| Layout records |
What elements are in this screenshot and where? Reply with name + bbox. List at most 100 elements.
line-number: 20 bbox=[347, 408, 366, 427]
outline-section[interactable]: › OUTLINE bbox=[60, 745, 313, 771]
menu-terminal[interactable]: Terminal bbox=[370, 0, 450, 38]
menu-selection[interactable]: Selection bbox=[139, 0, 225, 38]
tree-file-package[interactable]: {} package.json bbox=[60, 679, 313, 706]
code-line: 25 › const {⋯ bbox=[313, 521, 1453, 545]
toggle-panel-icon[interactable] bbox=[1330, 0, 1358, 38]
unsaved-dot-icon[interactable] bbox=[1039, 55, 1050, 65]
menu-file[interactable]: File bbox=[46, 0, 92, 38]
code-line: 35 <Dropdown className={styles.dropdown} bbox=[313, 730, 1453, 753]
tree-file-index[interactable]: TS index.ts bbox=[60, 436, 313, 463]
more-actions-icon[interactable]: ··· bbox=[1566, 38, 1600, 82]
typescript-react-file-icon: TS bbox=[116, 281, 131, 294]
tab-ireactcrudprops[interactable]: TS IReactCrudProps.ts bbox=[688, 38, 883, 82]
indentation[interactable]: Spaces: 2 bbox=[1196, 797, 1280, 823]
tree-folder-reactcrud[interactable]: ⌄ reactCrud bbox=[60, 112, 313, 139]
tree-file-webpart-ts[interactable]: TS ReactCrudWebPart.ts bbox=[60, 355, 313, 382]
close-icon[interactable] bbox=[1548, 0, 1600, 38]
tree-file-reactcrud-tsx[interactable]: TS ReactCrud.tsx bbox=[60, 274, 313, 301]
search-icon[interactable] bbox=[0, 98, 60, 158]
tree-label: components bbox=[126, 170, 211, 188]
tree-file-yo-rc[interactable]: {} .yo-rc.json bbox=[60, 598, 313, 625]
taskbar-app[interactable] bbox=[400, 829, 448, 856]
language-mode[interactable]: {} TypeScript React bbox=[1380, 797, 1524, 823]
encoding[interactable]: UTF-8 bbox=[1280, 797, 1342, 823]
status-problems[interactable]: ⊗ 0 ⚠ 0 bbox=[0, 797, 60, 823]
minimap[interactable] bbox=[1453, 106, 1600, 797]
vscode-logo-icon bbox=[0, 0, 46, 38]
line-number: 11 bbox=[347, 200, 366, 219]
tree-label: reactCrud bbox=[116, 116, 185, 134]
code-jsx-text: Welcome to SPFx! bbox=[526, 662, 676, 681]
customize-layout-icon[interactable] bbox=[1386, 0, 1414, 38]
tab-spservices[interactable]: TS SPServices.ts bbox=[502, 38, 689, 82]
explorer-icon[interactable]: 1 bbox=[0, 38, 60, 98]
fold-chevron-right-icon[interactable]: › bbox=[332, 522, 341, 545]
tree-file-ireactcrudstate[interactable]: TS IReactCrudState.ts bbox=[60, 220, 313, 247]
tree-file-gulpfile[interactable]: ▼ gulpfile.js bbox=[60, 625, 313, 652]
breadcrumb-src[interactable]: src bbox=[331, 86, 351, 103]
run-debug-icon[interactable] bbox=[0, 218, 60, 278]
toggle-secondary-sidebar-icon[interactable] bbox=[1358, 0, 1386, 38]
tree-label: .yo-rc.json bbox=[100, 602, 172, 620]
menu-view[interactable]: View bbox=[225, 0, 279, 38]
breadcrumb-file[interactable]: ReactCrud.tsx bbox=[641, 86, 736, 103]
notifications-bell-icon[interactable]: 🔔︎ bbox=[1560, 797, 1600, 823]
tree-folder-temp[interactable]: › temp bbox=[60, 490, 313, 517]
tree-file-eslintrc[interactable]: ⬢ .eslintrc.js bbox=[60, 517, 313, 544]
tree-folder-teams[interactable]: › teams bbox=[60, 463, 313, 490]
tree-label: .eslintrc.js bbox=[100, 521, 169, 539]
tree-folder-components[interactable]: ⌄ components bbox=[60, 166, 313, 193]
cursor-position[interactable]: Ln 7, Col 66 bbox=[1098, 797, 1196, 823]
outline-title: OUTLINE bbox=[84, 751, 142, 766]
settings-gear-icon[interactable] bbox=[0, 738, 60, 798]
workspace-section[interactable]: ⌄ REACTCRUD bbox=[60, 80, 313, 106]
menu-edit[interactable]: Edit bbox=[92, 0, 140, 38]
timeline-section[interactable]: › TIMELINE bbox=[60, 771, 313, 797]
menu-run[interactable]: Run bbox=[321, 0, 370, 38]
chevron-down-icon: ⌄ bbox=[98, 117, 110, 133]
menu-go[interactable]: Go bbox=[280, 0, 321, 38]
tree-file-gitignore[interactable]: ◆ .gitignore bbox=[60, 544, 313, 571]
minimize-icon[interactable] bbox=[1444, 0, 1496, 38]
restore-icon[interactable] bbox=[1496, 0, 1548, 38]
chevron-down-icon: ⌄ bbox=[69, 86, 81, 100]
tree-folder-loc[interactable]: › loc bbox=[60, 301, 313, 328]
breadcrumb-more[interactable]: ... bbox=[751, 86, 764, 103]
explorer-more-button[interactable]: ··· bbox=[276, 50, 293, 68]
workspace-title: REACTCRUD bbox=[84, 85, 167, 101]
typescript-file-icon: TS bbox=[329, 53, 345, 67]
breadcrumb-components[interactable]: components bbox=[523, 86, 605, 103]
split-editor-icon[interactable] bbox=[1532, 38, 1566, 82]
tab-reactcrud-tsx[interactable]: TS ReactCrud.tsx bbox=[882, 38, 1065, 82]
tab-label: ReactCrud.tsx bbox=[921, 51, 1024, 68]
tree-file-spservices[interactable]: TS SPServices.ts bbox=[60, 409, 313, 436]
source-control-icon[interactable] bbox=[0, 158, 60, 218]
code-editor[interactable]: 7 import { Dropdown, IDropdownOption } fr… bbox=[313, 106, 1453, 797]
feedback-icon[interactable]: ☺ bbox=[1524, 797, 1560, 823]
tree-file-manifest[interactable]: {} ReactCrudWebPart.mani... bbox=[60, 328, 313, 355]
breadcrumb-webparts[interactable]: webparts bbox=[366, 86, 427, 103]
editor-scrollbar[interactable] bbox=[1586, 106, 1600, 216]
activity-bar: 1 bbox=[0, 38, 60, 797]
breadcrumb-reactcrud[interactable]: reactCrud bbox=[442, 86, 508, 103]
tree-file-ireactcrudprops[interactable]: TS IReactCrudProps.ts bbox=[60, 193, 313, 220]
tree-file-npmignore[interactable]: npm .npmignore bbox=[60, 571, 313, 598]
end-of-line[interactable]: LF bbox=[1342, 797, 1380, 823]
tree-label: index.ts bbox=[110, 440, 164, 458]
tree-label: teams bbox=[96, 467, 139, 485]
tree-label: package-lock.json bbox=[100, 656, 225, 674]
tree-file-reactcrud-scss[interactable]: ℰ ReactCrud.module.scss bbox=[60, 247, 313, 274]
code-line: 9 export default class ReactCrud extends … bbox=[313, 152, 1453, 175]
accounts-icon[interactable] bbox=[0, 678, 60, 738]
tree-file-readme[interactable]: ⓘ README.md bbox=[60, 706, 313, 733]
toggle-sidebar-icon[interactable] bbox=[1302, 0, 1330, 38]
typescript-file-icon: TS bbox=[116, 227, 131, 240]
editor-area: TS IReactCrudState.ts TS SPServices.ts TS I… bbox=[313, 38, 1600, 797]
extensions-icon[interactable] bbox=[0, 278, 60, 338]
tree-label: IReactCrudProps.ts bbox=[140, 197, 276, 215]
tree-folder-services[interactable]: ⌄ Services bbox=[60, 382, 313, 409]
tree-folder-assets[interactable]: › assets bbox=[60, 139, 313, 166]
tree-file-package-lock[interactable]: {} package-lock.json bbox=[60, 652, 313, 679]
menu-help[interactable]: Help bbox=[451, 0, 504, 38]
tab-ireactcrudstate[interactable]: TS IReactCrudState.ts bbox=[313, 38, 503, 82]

| WHAT THE EXERCISE ASKS |
Copy the lines from the first one through the line holding "more-actions-icon[interactable]: ··· bbox=[1566, 38, 1600, 82]", inclusive, with "toggle-panel-icon" changed to "panel-toggle-icon" and nothing else altered.

| SOLUTION TO THE EXERCISE |
What elements are in this screenshot and where? Reply with name + bbox. List at most 100 elements.
line-number: 20 bbox=[347, 408, 366, 427]
outline-section[interactable]: › OUTLINE bbox=[60, 745, 313, 771]
menu-terminal[interactable]: Terminal bbox=[370, 0, 450, 38]
menu-selection[interactable]: Selection bbox=[139, 0, 225, 38]
tree-file-package[interactable]: {} package.json bbox=[60, 679, 313, 706]
code-line: 25 › const {⋯ bbox=[313, 521, 1453, 545]
panel-toggle-icon[interactable] bbox=[1330, 0, 1358, 38]
unsaved-dot-icon[interactable] bbox=[1039, 55, 1050, 65]
menu-file[interactable]: File bbox=[46, 0, 92, 38]
code-line: 35 <Dropdown className={styles.dropdown} bbox=[313, 730, 1453, 753]
tree-file-index[interactable]: TS index.ts bbox=[60, 436, 313, 463]
more-actions-icon[interactable]: ··· bbox=[1566, 38, 1600, 82]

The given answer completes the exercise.